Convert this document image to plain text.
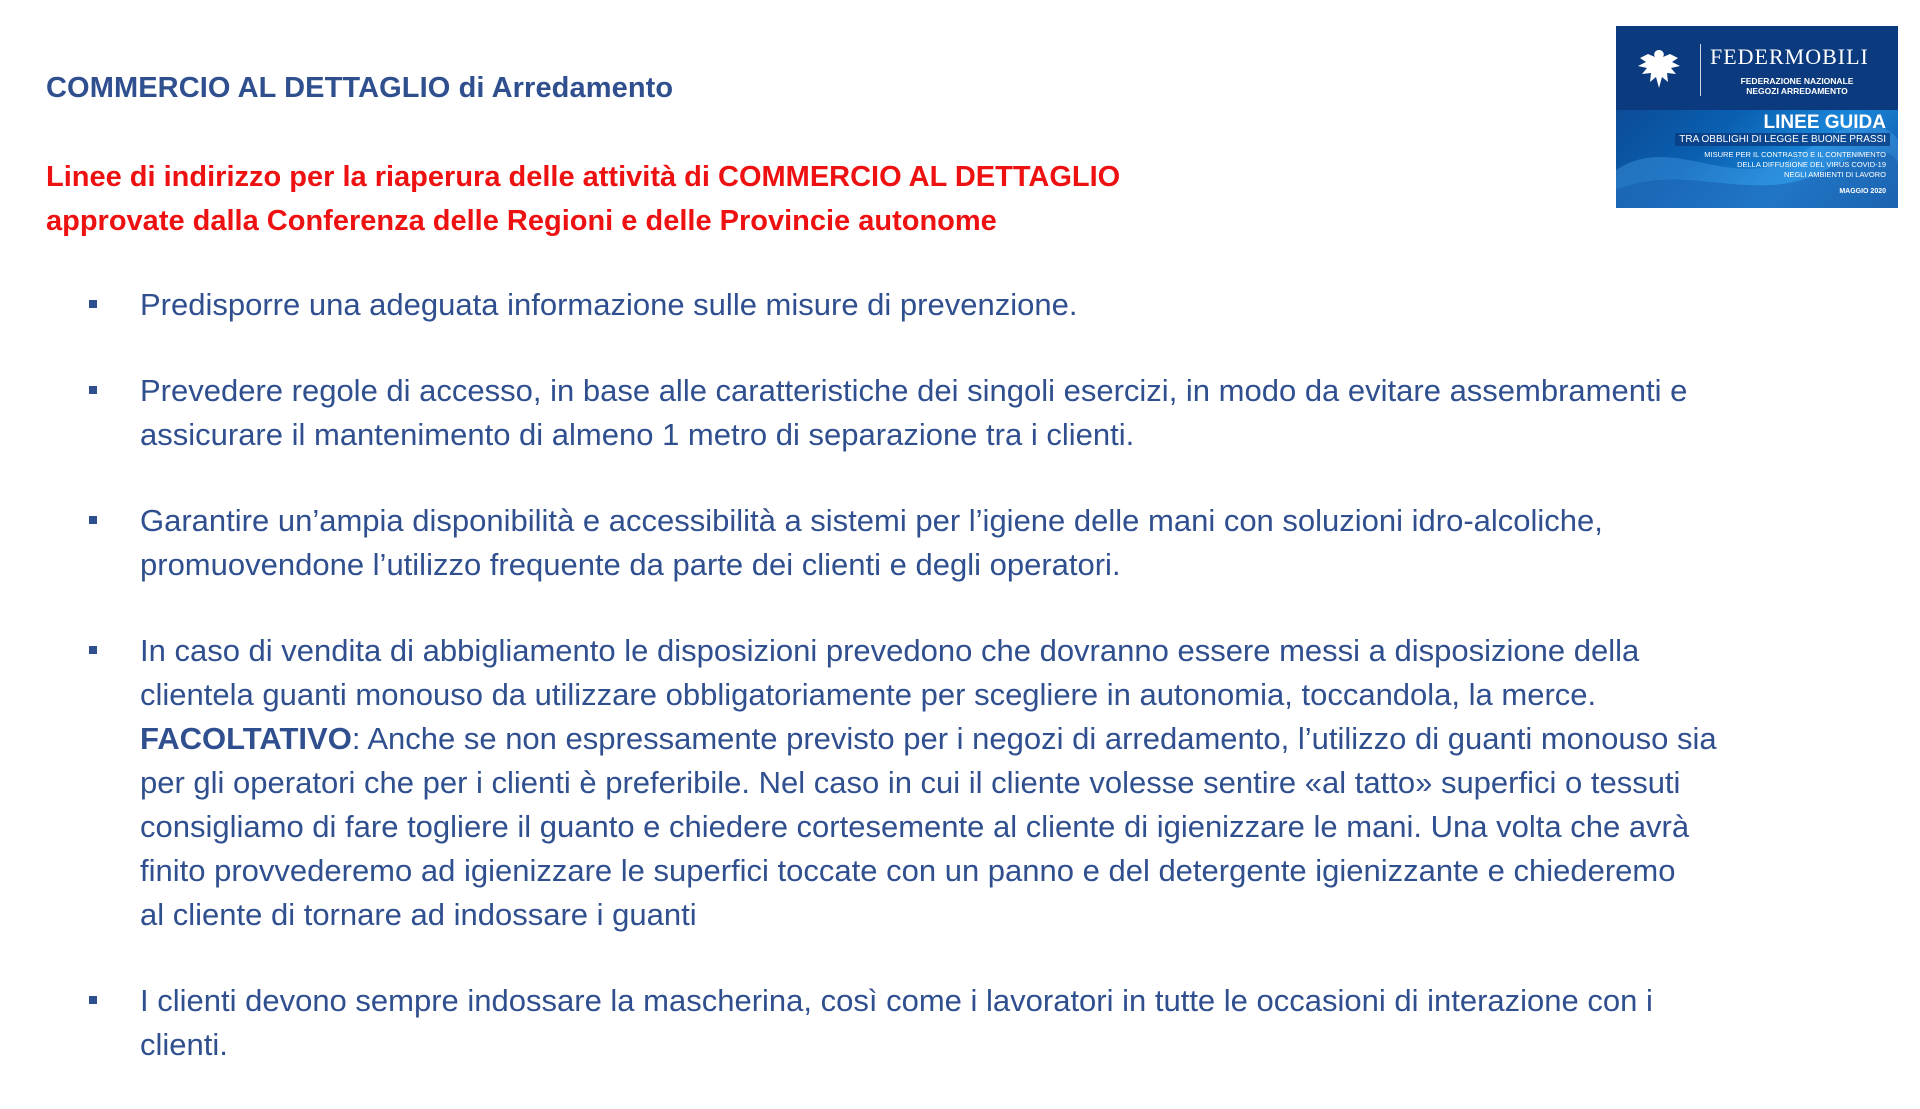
COMMERCIO AL DETTAGLIO di Arredamento

Linee di indirizzo per la riaperura delle attività di COMMERCIO AL DETTAGLIO
approvate dalla Conferenza delle Regioni e delle Provincie autonome

FEDERMOBILI
FEDERAZIONE NAZIONALE
NEGOZI ARREDAMENTO
LINEE GUIDA
TRA OBBLIGHI DI LEGGE E BUONE PRASSI
MISURE PER IL CONTRASTO E IL CONTENIMENTO
DELLA DIFFUSIONE DEL VIRUS COVID-19
NEGLI AMBIENTI DI LAVORO
MAGGIO 2020
Predisporre una adeguata informazione sulle misure di prevenzione.
Prevedere regole di accesso, in base alle caratteristiche dei singoli esercizi, in modo da evitare assembramenti e
assicurare il mantenimento di almeno 1 metro di separazione tra i clienti.
Garantire un’ampia disponibilità e accessibilità a sistemi per l’igiene delle mani con soluzioni idro-alcoliche,
promuovendone l’utilizzo frequente da parte dei clienti e degli operatori.
In caso di vendita di abbigliamento le disposizioni prevedono che dovranno essere messi a disposizione della
clientela guanti monouso da utilizzare obbligatoriamente per scegliere in autonomia, toccandola, la merce.
FACOLTATIVO: Anche se non espressamente previsto per i negozi di arredamento, l’utilizzo di guanti monouso sia
per gli operatori che per i clienti è preferibile. Nel caso in cui il cliente volesse sentire «al tatto» superfici o tessuti
consigliamo di fare togliere il guanto e chiedere cortesemente al cliente di igienizzare le mani. Una volta che avrà
finito provvederemo ad igienizzare le superfici toccate con un panno e del detergente igienizzante e chiederemo
al cliente di tornare ad indossare i guanti
I clienti devono sempre indossare la mascherina, così come i lavoratori in tutte le occasioni di interazione con i
clienti.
########
→ THE PROBLEM:
Except for pictures, copy the records above exactly.

→ THE ANSWER:
Convert this document image to plain text.
COMMERCIO AL DETTAGLIO di Arredamento

Linee di indirizzo per la riaperura delle attività di COMMERCIO AL DETTAGLIO
approvate dalla Conferenza delle Regioni e delle Provincie autonome

FEDERMOBILI
FEDERAZIONE NAZIONALE
NEGOZI ARREDAMENTO
LINEE GUIDA
TRA OBBLIGHI DI LEGGE E BUONE PRASSI
MISURE PER IL CONTRASTO E IL CONTENIMENTO
DELLA DIFFUSIONE DEL VIRUS COVID-19
NEGLI AMBIENTI DI LAVORO
MAGGIO 2020
Predisporre una adeguata informazione sulle misure di prevenzione.
Prevedere regole di accesso, in base alle caratteristiche dei singoli esercizi, in modo da evitare assembramenti e
assicurare il mantenimento di almeno 1 metro di separazione tra i clienti.
Garantire un’ampia disponibilità e accessibilità a sistemi per l’igiene delle mani con soluzioni idro-alcoliche,
promuovendone l’utilizzo frequente da parte dei clienti e degli operatori.
In caso di vendita di abbigliamento le disposizioni prevedono che dovranno essere messi a disposizione della
clientela guanti monouso da utilizzare obbligatoriamente per scegliere in autonomia, toccandola, la merce.
FACOLTATIVO: Anche se non espressamente previsto per i negozi di arredamento, l’utilizzo di guanti monouso sia
per gli operatori che per i clienti è preferibile. Nel caso in cui il cliente volesse sentire «al tatto» superfici o tessuti
consigliamo di fare togliere il guanto e chiedere cortesemente al cliente di igienizzare le mani. Una volta che avrà
finito provvederemo ad igienizzare le superfici toccate con un panno e del detergente igienizzante e chiederemo
al cliente di tornare ad indossare i guanti
I clienti devono sempre indossare la mascherina, così come i lavoratori in tutte le occasioni di interazione con i
clienti.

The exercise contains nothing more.